-- Begin Records to use --
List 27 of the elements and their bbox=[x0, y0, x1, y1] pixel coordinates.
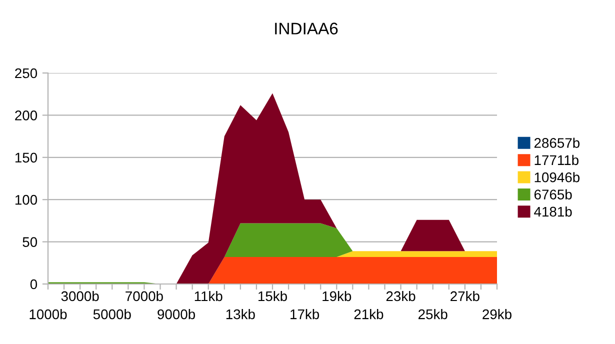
legend-label: 10946b bbox=[534, 172, 580, 182]
y-tick-label: 250 bbox=[15, 68, 38, 78]
x-tick-label: 3000b bbox=[61, 290, 99, 302]
x-tick-label: 25kb bbox=[418, 309, 448, 320]
legend-label: 6765b bbox=[534, 189, 572, 200]
legend-label: 17711b bbox=[534, 154, 578, 166]
y-tick-label: 100 bbox=[15, 194, 38, 205]
x-tick-label: 13kb bbox=[226, 309, 255, 320]
x-tick-label: 19kb bbox=[322, 290, 352, 302]
y-tick-label: 150 bbox=[15, 152, 38, 163]
y-tick-label: 0 bbox=[30, 279, 38, 290]
y-tick-label: 50 bbox=[22, 237, 38, 247]
x-tick-label: 15kb bbox=[258, 290, 287, 302]
x-tick-label: 23kb bbox=[386, 290, 416, 302]
x-tick-label: 1000b bbox=[30, 309, 67, 320]
x-tick-label: 7000b bbox=[126, 290, 163, 302]
x-tick-label: 27kb bbox=[450, 290, 480, 302]
x-tick-label: 5000b bbox=[93, 309, 131, 320]
legend-label: 28657b bbox=[534, 138, 580, 148]
x-tick-label: 11kb bbox=[194, 290, 222, 302]
y-tick-label: 200 bbox=[15, 110, 38, 120]
legend-label: 4181b bbox=[534, 206, 572, 217]
x-tick-label: 9000b bbox=[158, 309, 196, 320]
x-tick-label: 17kb bbox=[290, 309, 320, 320]
x-tick-label: 21kb bbox=[354, 309, 384, 320]
x-tick-label: 29kb bbox=[482, 309, 512, 320]
chart-title: INDIAA6 bbox=[275, 22, 338, 34]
-- End Records to use --
[Problem]
Copy out every line of the data above word for word, leaving out the pictures.

[Written answer]
List 27 of the elements and their bbox=[x0, y0, x1, y1] pixel coordinates.
legend-label: 10946b bbox=[534, 172, 580, 182]
y-tick-label: 250 bbox=[15, 68, 38, 78]
x-tick-label: 3000b bbox=[61, 290, 99, 302]
x-tick-label: 25kb bbox=[418, 309, 448, 320]
legend-label: 6765b bbox=[534, 189, 572, 200]
legend-label: 17711b bbox=[534, 154, 578, 166]
y-tick-label: 100 bbox=[15, 194, 38, 205]
x-tick-label: 13kb bbox=[226, 309, 255, 320]
x-tick-label: 19kb bbox=[322, 290, 352, 302]
y-tick-label: 150 bbox=[15, 152, 38, 163]
y-tick-label: 0 bbox=[30, 279, 38, 290]
y-tick-label: 50 bbox=[22, 237, 38, 247]
x-tick-label: 15kb bbox=[258, 290, 287, 302]
x-tick-label: 23kb bbox=[386, 290, 416, 302]
x-tick-label: 1000b bbox=[30, 309, 67, 320]
x-tick-label: 7000b bbox=[126, 290, 163, 302]
x-tick-label: 27kb bbox=[450, 290, 480, 302]
x-tick-label: 5000b bbox=[93, 309, 131, 320]
legend-label: 28657b bbox=[534, 138, 580, 148]
x-tick-label: 11kb bbox=[194, 290, 222, 302]
y-tick-label: 200 bbox=[15, 110, 38, 120]
legend-label: 4181b bbox=[534, 206, 572, 217]
x-tick-label: 9000b bbox=[158, 309, 196, 320]
x-tick-label: 17kb bbox=[290, 309, 320, 320]
x-tick-label: 21kb bbox=[354, 309, 384, 320]
x-tick-label: 29kb bbox=[482, 309, 512, 320]
chart-title: INDIAA6 bbox=[275, 22, 338, 34]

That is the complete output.